*Saved data entries*
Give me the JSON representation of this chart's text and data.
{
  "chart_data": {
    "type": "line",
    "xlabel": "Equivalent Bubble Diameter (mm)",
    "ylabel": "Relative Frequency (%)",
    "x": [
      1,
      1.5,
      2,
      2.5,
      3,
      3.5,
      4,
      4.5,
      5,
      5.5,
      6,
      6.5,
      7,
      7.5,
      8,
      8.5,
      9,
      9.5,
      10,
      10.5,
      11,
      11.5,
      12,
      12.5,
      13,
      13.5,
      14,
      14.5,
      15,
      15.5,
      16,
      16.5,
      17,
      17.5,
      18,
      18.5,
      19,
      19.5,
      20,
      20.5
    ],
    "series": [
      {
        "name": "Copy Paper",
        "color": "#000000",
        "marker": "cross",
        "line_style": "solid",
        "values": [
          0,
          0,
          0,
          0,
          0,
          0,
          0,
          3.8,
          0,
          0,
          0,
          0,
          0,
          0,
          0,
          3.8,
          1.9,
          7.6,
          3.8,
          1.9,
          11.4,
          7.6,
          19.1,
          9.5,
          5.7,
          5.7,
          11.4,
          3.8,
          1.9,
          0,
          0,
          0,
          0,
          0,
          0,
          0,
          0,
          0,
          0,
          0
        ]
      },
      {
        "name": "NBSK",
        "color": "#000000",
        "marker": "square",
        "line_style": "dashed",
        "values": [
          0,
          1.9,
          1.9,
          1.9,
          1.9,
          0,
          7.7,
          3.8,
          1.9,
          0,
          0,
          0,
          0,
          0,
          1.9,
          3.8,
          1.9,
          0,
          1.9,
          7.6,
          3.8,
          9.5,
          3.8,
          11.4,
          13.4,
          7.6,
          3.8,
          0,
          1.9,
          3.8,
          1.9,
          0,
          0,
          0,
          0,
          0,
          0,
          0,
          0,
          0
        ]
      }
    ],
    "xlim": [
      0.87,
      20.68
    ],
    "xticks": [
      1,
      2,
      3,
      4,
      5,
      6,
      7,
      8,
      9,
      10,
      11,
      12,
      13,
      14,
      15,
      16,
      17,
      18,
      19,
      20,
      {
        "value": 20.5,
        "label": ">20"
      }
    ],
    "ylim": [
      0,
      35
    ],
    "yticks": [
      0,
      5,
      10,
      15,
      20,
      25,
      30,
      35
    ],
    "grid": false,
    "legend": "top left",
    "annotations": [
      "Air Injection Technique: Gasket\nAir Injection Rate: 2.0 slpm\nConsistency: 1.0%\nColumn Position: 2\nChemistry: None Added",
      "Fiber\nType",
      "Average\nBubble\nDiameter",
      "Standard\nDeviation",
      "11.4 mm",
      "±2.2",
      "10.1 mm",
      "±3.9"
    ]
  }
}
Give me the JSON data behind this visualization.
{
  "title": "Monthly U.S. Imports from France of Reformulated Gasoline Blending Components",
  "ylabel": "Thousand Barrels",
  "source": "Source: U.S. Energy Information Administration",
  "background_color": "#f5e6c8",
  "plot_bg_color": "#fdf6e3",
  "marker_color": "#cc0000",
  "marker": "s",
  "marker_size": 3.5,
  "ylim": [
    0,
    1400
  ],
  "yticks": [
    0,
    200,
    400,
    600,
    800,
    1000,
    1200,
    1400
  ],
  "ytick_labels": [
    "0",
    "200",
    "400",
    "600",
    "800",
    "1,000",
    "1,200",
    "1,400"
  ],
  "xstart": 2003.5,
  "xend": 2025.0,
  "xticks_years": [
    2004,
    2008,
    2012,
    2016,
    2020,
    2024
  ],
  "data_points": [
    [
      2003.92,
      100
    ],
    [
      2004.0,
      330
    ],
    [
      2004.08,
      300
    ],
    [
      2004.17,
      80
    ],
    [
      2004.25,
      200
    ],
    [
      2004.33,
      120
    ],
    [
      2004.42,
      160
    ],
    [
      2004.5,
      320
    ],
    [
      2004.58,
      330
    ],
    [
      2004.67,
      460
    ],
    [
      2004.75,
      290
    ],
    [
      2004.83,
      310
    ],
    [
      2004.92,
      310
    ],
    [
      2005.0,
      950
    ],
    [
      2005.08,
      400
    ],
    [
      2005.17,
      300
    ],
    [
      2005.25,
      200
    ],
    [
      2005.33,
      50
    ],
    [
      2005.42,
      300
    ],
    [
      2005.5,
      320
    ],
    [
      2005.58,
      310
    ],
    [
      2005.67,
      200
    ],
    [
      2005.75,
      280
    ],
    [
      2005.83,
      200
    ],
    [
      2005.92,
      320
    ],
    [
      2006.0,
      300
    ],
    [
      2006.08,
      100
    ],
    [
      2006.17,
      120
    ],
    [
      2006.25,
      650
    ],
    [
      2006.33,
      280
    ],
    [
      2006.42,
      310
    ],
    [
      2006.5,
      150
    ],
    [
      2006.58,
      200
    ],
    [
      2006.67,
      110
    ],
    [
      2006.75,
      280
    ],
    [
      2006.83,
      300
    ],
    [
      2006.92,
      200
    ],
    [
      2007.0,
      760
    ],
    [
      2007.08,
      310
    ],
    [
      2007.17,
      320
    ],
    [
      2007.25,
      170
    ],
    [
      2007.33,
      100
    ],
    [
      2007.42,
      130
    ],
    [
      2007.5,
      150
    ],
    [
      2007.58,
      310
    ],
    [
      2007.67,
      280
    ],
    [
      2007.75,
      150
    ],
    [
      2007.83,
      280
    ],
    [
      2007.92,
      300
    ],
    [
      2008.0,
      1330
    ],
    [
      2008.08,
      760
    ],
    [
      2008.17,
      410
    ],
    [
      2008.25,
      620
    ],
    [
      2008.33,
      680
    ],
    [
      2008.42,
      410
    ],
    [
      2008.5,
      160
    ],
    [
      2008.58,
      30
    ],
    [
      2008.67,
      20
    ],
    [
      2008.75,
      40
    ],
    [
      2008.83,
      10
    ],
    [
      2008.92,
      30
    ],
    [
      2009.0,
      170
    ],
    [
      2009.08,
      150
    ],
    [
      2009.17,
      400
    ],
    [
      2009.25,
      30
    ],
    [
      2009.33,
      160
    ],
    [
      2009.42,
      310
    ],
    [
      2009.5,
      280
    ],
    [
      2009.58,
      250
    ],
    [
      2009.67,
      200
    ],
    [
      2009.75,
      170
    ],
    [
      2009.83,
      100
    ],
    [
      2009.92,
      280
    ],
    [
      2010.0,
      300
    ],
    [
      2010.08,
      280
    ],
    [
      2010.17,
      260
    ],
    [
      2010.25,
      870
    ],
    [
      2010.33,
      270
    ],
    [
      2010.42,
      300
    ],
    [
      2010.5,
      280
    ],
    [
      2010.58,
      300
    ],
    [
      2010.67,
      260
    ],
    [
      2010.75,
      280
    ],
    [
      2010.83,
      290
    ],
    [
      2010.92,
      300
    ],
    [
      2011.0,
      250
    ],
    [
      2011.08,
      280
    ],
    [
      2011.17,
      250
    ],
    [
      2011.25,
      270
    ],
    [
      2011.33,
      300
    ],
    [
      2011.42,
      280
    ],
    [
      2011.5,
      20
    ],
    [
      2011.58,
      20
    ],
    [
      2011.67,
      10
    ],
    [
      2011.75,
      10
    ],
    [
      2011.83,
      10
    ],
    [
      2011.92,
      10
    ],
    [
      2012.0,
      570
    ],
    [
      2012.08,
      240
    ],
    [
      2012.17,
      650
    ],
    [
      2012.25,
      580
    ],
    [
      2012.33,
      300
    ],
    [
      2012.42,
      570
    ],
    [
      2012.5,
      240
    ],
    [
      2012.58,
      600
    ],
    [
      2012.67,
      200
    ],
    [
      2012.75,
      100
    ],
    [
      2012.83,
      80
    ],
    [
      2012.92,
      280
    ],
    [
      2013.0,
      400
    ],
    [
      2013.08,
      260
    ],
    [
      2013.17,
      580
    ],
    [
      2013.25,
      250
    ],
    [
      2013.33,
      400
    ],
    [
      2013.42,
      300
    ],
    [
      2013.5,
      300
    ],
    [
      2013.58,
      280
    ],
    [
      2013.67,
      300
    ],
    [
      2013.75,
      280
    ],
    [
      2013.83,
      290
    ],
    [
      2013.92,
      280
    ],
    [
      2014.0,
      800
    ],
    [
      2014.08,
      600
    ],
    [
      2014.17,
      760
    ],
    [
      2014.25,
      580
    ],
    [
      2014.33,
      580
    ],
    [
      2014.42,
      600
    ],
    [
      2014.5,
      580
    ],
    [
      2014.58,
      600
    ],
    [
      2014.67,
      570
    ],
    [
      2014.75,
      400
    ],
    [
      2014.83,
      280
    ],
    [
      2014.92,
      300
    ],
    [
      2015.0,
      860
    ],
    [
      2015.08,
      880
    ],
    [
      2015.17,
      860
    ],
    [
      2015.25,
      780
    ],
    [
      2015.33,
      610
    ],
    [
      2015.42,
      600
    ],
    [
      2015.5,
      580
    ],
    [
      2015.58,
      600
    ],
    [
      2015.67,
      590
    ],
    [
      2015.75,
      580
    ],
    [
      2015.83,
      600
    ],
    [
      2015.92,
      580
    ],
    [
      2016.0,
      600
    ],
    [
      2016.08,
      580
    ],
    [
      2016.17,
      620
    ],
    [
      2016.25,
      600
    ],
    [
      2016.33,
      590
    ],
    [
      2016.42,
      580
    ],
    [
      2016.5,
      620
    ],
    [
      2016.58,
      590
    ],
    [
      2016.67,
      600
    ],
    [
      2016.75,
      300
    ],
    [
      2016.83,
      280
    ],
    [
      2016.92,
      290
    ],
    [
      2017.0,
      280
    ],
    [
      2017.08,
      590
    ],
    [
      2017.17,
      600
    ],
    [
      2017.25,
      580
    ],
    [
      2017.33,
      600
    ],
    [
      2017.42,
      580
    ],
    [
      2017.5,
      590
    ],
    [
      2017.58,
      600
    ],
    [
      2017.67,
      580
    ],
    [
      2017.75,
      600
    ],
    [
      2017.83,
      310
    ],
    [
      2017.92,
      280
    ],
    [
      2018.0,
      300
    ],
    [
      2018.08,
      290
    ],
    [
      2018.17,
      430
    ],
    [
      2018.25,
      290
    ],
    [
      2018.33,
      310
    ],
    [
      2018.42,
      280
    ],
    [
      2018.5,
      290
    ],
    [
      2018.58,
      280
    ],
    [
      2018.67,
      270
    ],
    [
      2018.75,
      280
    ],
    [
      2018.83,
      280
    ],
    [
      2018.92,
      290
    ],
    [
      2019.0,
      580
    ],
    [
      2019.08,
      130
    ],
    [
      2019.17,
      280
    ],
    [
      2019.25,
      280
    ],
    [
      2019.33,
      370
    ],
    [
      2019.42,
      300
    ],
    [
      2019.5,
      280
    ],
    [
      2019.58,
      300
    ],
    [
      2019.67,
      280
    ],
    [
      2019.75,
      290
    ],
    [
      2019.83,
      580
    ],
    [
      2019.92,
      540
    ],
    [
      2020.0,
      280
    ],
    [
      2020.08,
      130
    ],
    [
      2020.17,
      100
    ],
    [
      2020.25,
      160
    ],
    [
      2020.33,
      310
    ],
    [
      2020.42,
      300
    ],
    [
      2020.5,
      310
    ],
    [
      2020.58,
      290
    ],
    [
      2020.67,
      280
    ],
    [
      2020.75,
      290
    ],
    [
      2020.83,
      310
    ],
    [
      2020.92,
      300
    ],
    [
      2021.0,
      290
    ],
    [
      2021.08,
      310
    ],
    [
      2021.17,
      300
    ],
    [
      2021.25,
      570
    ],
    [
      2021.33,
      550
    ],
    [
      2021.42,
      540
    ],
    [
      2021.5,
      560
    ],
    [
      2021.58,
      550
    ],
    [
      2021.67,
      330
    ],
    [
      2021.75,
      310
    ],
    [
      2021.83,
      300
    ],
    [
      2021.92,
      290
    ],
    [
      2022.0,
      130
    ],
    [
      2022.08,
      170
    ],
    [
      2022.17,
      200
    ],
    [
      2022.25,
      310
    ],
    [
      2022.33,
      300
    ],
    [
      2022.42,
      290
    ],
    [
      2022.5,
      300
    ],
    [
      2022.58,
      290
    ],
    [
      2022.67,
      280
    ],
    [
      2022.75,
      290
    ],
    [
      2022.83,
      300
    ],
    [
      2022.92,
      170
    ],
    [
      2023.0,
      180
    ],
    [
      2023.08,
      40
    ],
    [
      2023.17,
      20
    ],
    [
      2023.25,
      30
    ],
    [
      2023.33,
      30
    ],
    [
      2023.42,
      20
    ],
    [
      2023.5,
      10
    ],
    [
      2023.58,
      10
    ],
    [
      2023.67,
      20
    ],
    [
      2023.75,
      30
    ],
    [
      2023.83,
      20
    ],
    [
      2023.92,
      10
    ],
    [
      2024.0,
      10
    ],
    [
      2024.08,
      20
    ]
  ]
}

*EXERCISE*
Using the entries above, find all lines with "this". Copy them.

*TASK SOLUTION*
Give me the JSON representation of this chart's text and data.
Give me the JSON data behind this visualization.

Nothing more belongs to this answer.